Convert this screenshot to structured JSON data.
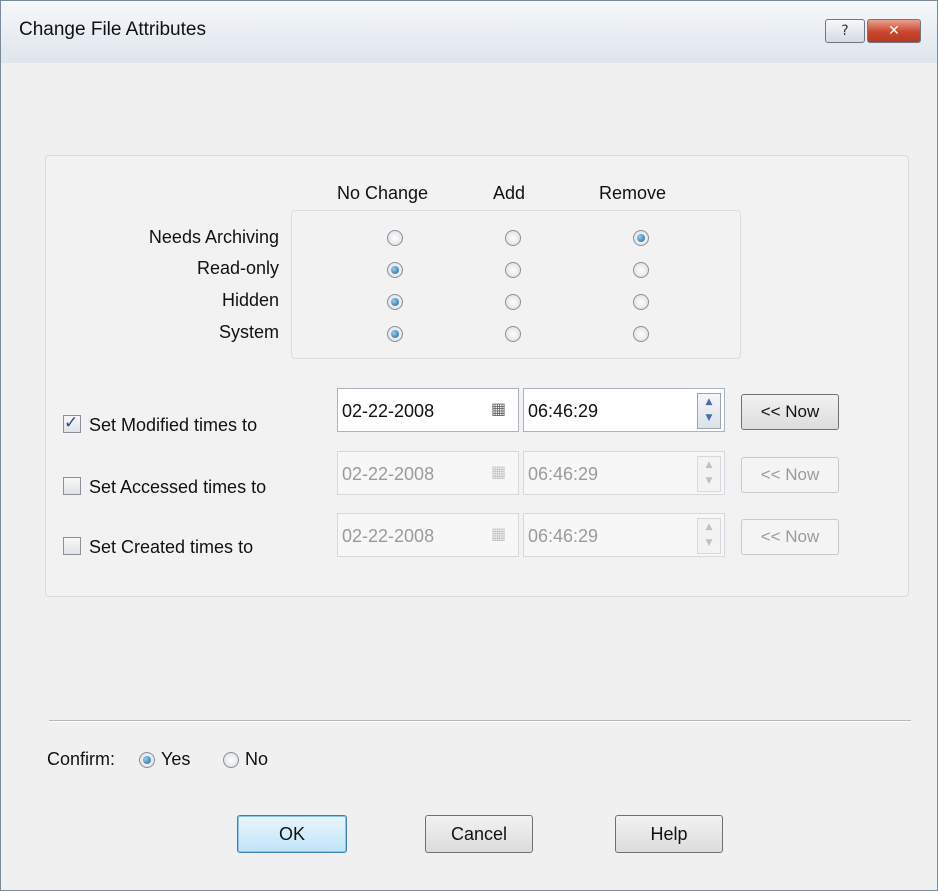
{
  "window": {
    "title": "Change File Attributes",
    "help_glyph": "?",
    "close_glyph": "✕"
  },
  "attributes": {
    "columns": [
      "No Change",
      "Add",
      "Remove"
    ],
    "rows": [
      {
        "label": "Needs Archiving",
        "selected": "Remove"
      },
      {
        "label": "Read-only",
        "selected": "No Change"
      },
      {
        "label": "Hidden",
        "selected": "No Change"
      },
      {
        "label": "System",
        "selected": "No Change"
      }
    ]
  },
  "times": {
    "now_label": "<< Now",
    "rows": [
      {
        "label": "Set Modified times to",
        "checked": true,
        "date": "02-22-2008",
        "time": "06:46:29"
      },
      {
        "label": "Set Accessed times to",
        "checked": false,
        "date": "02-22-2008",
        "time": "06:46:29"
      },
      {
        "label": "Set Created times to",
        "checked": false,
        "date": "02-22-2008",
        "time": "06:46:29"
      }
    ]
  },
  "confirm": {
    "label": "Confirm:",
    "yes": "Yes",
    "no": "No",
    "selected": "Yes"
  },
  "buttons": {
    "ok": "OK",
    "cancel": "Cancel",
    "help": "Help"
  },
  "icons": {
    "calendar": "calendar-icon",
    "spin_up": "spin-up-icon",
    "spin_down": "spin-down-icon"
  }
}
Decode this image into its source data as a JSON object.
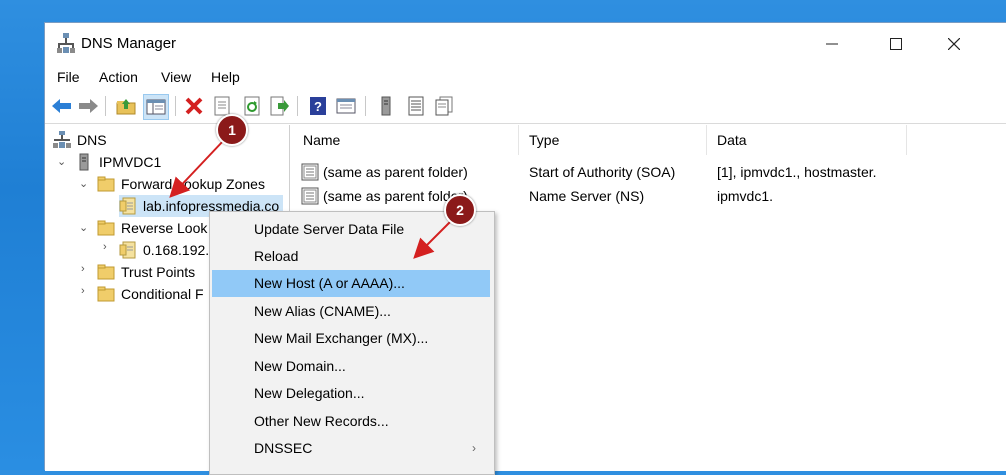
{
  "window": {
    "title": "DNS Manager"
  },
  "menu": [
    "File",
    "Action",
    "View",
    "Help"
  ],
  "toolbar_icons": [
    "back-arrow-icon",
    "forward-arrow-icon",
    "up-folder-icon",
    "show-hide-tree-icon",
    "delete-icon",
    "properties-icon",
    "refresh-icon",
    "export-icon",
    "help-icon",
    "console-icon",
    "server-icon",
    "list-icon",
    "records-icon"
  ],
  "tree": {
    "root": "DNS",
    "server": "IPMVDC1",
    "forward": "Forward Lookup Zones",
    "zone": "lab.infopressmedia.co",
    "reverse": "Reverse Look",
    "reverse_zone": "0.168.192.",
    "trust": "Trust Points",
    "conditional": "Conditional F"
  },
  "list": {
    "columns": [
      "Name",
      "Type",
      "Data"
    ],
    "rows": [
      {
        "name": "(same as parent folder)",
        "type": "Start of Authority (SOA)",
        "data": "[1], ipmvdc1., hostmaster."
      },
      {
        "name": "(same as parent folder)",
        "type": "Name Server (NS)",
        "data": "ipmvdc1."
      }
    ]
  },
  "context_menu": [
    "Update Server Data File",
    "Reload",
    "New Host (A or AAAA)...",
    "New Alias (CNAME)...",
    "New Mail Exchanger (MX)...",
    "New Domain...",
    "New Delegation...",
    "Other New Records...",
    "DNSSEC"
  ],
  "context_highlighted": "New Host (A or AAAA)...",
  "callouts": [
    "1",
    "2"
  ],
  "colors": {
    "accent": "#91c9f7",
    "callout": "#8b1a1a",
    "arrow": "#d42020",
    "desktop": "#2a8ee2"
  }
}
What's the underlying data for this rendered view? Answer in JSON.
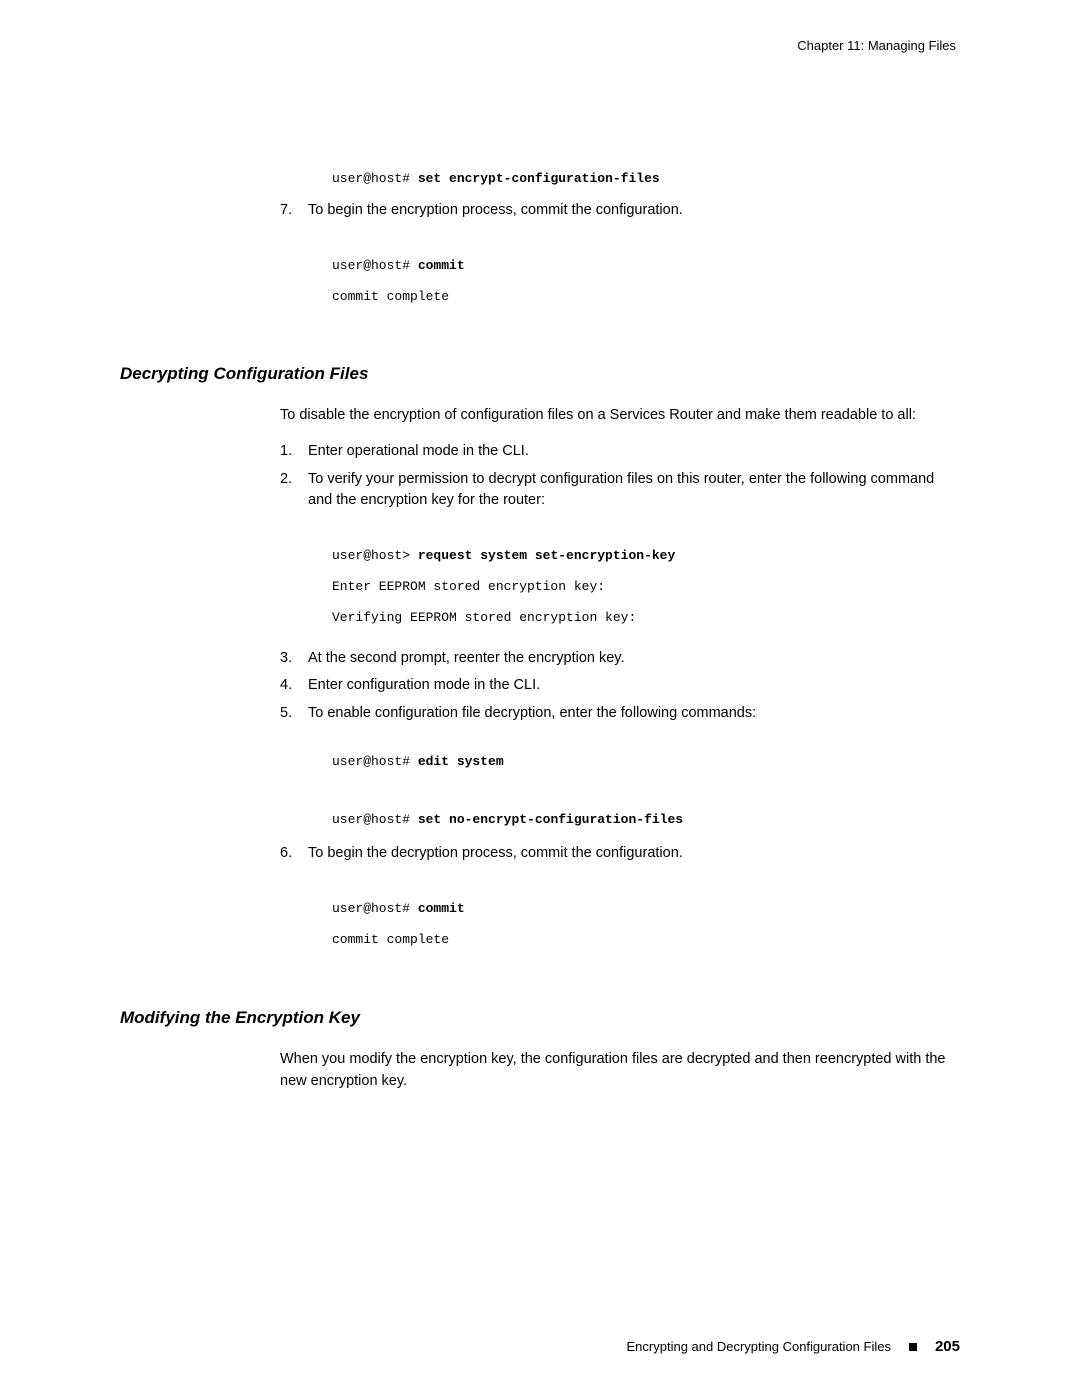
{
  "header": {
    "chapter": "Chapter 11: Managing Files"
  },
  "intro": {
    "code1_prompt": "user@host# ",
    "code1_cmd": "set encrypt-configuration-files",
    "step7_num": "7.",
    "step7_text": "To begin the encryption process, commit the configuration.",
    "code2_line1_prompt": "user@host# ",
    "code2_line1_cmd": "commit",
    "code2_line2": "commit complete"
  },
  "sectionA": {
    "title": "Decrypting Configuration Files",
    "intro": "To disable the encryption of configuration files on a Services Router and make them readable to all:",
    "steps": {
      "n1": "1.",
      "t1": "Enter operational mode in the CLI.",
      "n2": "2.",
      "t2": "To verify your permission to decrypt configuration files on this router, enter the following command and the encryption key for the router:",
      "code2_prompt": "user@host> ",
      "code2_cmd": "request system set-encryption-key",
      "code2_l2": "Enter EEPROM stored encryption key:",
      "code2_l3": "Verifying EEPROM stored encryption key:",
      "n3": "3.",
      "t3": "At the second prompt, reenter the encryption key.",
      "n4": "4.",
      "t4": "Enter configuration mode in the CLI.",
      "n5": "5.",
      "t5": "To enable configuration file decryption, enter the following commands:",
      "code5_l1_prompt": "user@host# ",
      "code5_l1_cmd": "edit system",
      "code5_l2_prompt": "user@host# ",
      "code5_l2_cmd": "set no-encrypt-configuration-files",
      "n6": "6.",
      "t6": "To begin the decryption process, commit the configuration.",
      "code6_l1_prompt": "user@host# ",
      "code6_l1_cmd": "commit",
      "code6_l2": "commit complete"
    }
  },
  "sectionB": {
    "title": "Modifying the Encryption Key",
    "para": "When you modify the encryption key, the configuration files are decrypted and then reencrypted with the new encryption key."
  },
  "footer": {
    "label": "Encrypting and Decrypting Configuration Files",
    "page": "205"
  }
}
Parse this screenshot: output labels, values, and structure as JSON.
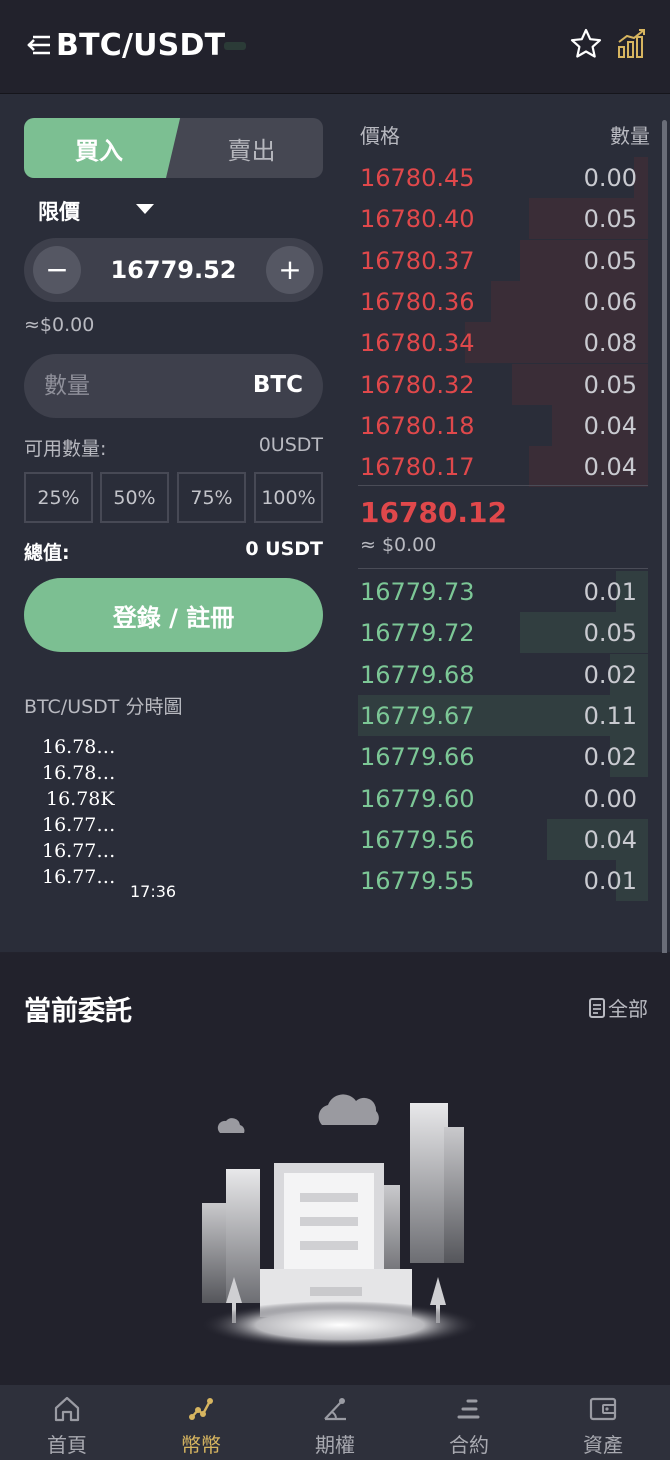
{
  "header": {
    "title": "BTC/USDT",
    "back_icon": "back-menu-icon",
    "favorite_icon": "star-icon",
    "chart_icon": "kline-chart-icon"
  },
  "trade_form": {
    "tab_buy": "買入",
    "tab_sell": "賣出",
    "order_type": "限價",
    "price_minus": "−",
    "price_value": "16779.52",
    "price_plus": "+",
    "price_approx": "≈$0.00",
    "qty_placeholder": "數量",
    "qty_unit": "BTC",
    "available_label": "可用數量:",
    "available_value": "0USDT",
    "percent_options": [
      "25%",
      "50%",
      "75%",
      "100%"
    ],
    "total_label": "總值:",
    "total_value": "0 USDT",
    "login_button": "登錄 / 註冊"
  },
  "mini_chart": {
    "title": "BTC/USDT 分時圖",
    "y_ticks": [
      "16.78…",
      "16.78…",
      "16.78K",
      "16.77…",
      "16.77…",
      "16.77…"
    ],
    "x_tick": "17:36"
  },
  "order_book": {
    "header_price": "價格",
    "header_qty": "數量",
    "asks": [
      {
        "price": "16780.45",
        "qty": "0.00",
        "depth": 0.05
      },
      {
        "price": "16780.40",
        "qty": "0.05",
        "depth": 0.41
      },
      {
        "price": "16780.37",
        "qty": "0.05",
        "depth": 0.44
      },
      {
        "price": "16780.36",
        "qty": "0.06",
        "depth": 0.54
      },
      {
        "price": "16780.34",
        "qty": "0.08",
        "depth": 0.63
      },
      {
        "price": "16780.32",
        "qty": "0.05",
        "depth": 0.47
      },
      {
        "price": "16780.18",
        "qty": "0.04",
        "depth": 0.33
      },
      {
        "price": "16780.17",
        "qty": "0.04",
        "depth": 0.41
      }
    ],
    "last_price": "16780.12",
    "last_approx": "≈ $0.00",
    "bids": [
      {
        "price": "16779.73",
        "qty": "0.01",
        "depth": 0.11
      },
      {
        "price": "16779.72",
        "qty": "0.05",
        "depth": 0.44
      },
      {
        "price": "16779.68",
        "qty": "0.02",
        "depth": 0.13
      },
      {
        "price": "16779.67",
        "qty": "0.11",
        "depth": 1.0
      },
      {
        "price": "16779.66",
        "qty": "0.02",
        "depth": 0.13
      },
      {
        "price": "16779.60",
        "qty": "0.00",
        "depth": 0.0
      },
      {
        "price": "16779.56",
        "qty": "0.04",
        "depth": 0.35
      },
      {
        "price": "16779.55",
        "qty": "0.01",
        "depth": 0.11
      }
    ]
  },
  "current_orders": {
    "title": "當前委託",
    "all_link": "全部",
    "all_icon": "document-list-icon",
    "empty_icon": "empty-city-illustration"
  },
  "bottom_nav": {
    "items": [
      {
        "label": "首頁",
        "icon": "home-icon",
        "active": false
      },
      {
        "label": "幣幣",
        "icon": "spot-trade-icon",
        "active": true
      },
      {
        "label": "期權",
        "icon": "options-icon",
        "active": false
      },
      {
        "label": "合約",
        "icon": "contract-icon",
        "active": false
      },
      {
        "label": "資產",
        "icon": "wallet-icon",
        "active": false
      }
    ]
  },
  "colors": {
    "buy_green": "#7cbf92",
    "sell_red": "#e0484b",
    "active_gold": "#d7b560",
    "background": "#2a2d39"
  }
}
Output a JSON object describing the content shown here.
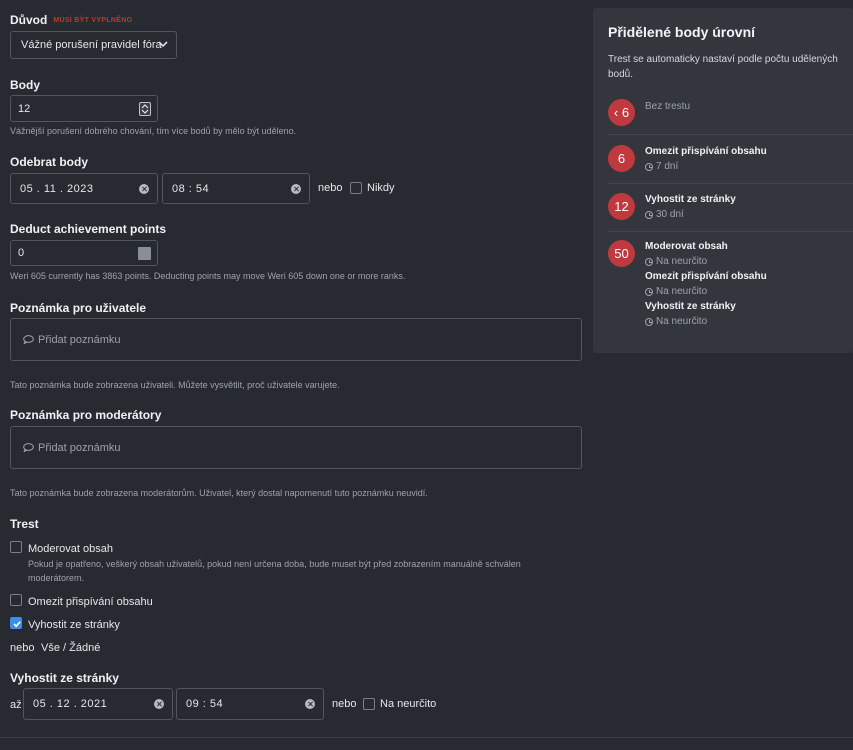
{
  "reason": {
    "label": "Důvod",
    "required": "MUSÍ BÝT VYPLNĚNO",
    "selected": "Vážné porušení pravidel fóra"
  },
  "points": {
    "label": "Body",
    "value": "12",
    "hint": "Vážnější porušení dobrého chování, tím více bodů by mělo být uděleno."
  },
  "expire": {
    "label": "Odebrat body",
    "date": "05 . 11 . 2023",
    "time": "08 : 54",
    "or": "nebo",
    "never": "Nikdy"
  },
  "achievement": {
    "label": "Deduct achievement points",
    "value": "0",
    "hint": "Weri 605 currently has 3863 points. Deducting points may move Weri 605 down one or more ranks."
  },
  "user_note": {
    "label": "Poznámka pro uživatele",
    "placeholder": "Přidat poznámku",
    "hint": "Tato poznámka bude zobrazena uživateli. Můžete vysvětlit, proč uživatele varujete."
  },
  "mod_note": {
    "label": "Poznámka pro moderátory",
    "placeholder": "Přidat poznámku",
    "hint": "Tato poznámka bude zobrazena moderátorům. Uživatel, který dostal napomenutí tuto poznámku neuvidí."
  },
  "punishment": {
    "label": "Trest",
    "options": [
      {
        "label": "Moderovat obsah",
        "checked": false,
        "desc_1": "Pokud je opatřeno, veškerý obsah uživatelů, pokud není určena doba, bude muset být před zobrazením manuálně schválen",
        "desc_2": "moderátorem."
      },
      {
        "label": "Omezit přispívání obsahu",
        "checked": false
      },
      {
        "label": "Vyhostit ze stránky",
        "checked": true
      }
    ],
    "or": "nebo",
    "all_none": "Vše / Žádné"
  },
  "ban": {
    "label": "Vyhostit ze stránky",
    "until": "až",
    "date": "05 . 12 . 2021",
    "time": "09 : 54",
    "or": "nebo",
    "indefinite": "Na neurčito"
  },
  "sidebar": {
    "title": "Přidělené body úrovní",
    "desc": "Trest se automaticky nastaví podle počtu udělených bodů.",
    "levels": [
      {
        "badge": "‹ 6",
        "entries": [
          {
            "name": "Bez trestu",
            "dur": ""
          }
        ]
      },
      {
        "badge": "6",
        "entries": [
          {
            "name": "Omezit přispívání obsahu",
            "dur": "7 dní"
          }
        ]
      },
      {
        "badge": "12",
        "entries": [
          {
            "name": "Vyhostit ze stránky",
            "dur": "30 dní"
          }
        ]
      },
      {
        "badge": "50",
        "entries": [
          {
            "name": "Moderovat obsah",
            "dur": "Na neurčito"
          },
          {
            "name": "Omezit přispívání obsahu",
            "dur": "Na neurčito"
          },
          {
            "name": "Vyhostit ze stránky",
            "dur": "Na neurčito"
          }
        ]
      }
    ]
  },
  "colors": {
    "accent": "#3b8fe4",
    "badge": "#c0393f",
    "required": "#c0392b"
  }
}
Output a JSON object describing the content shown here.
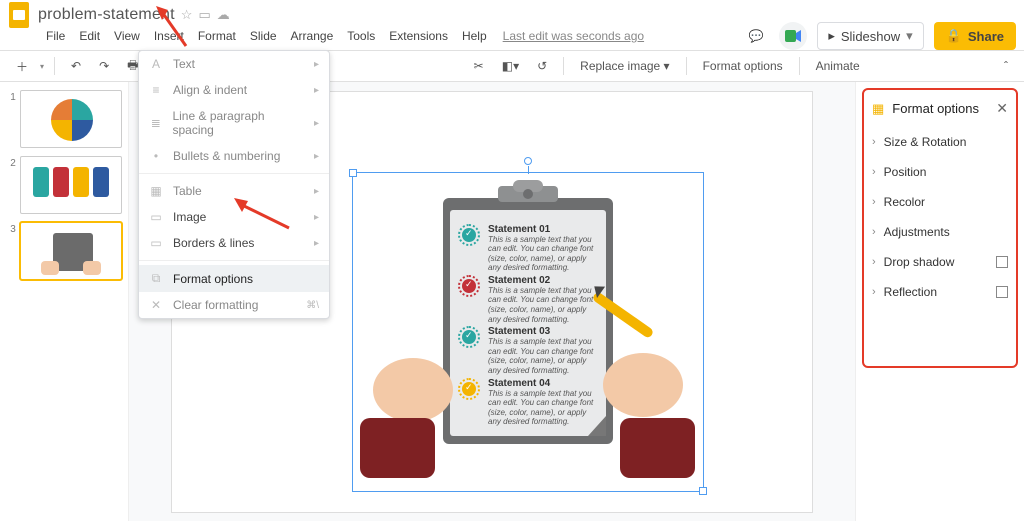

- _WHAT TO DO_: Go through the listing above and return every line where the word "commit" occurs.

- _COMPLETE ANSWER_:
    "step7_text": "To begin the encryption process, commit the configuration.",
    "code2_line1_cmd": "commit",
    "code2_line2": "commit complete"
      "t6": "To begin the decryption process, commit the configuration.",
      "code6_l1_cmd": "commit",
      "code6_l2": "commit complete"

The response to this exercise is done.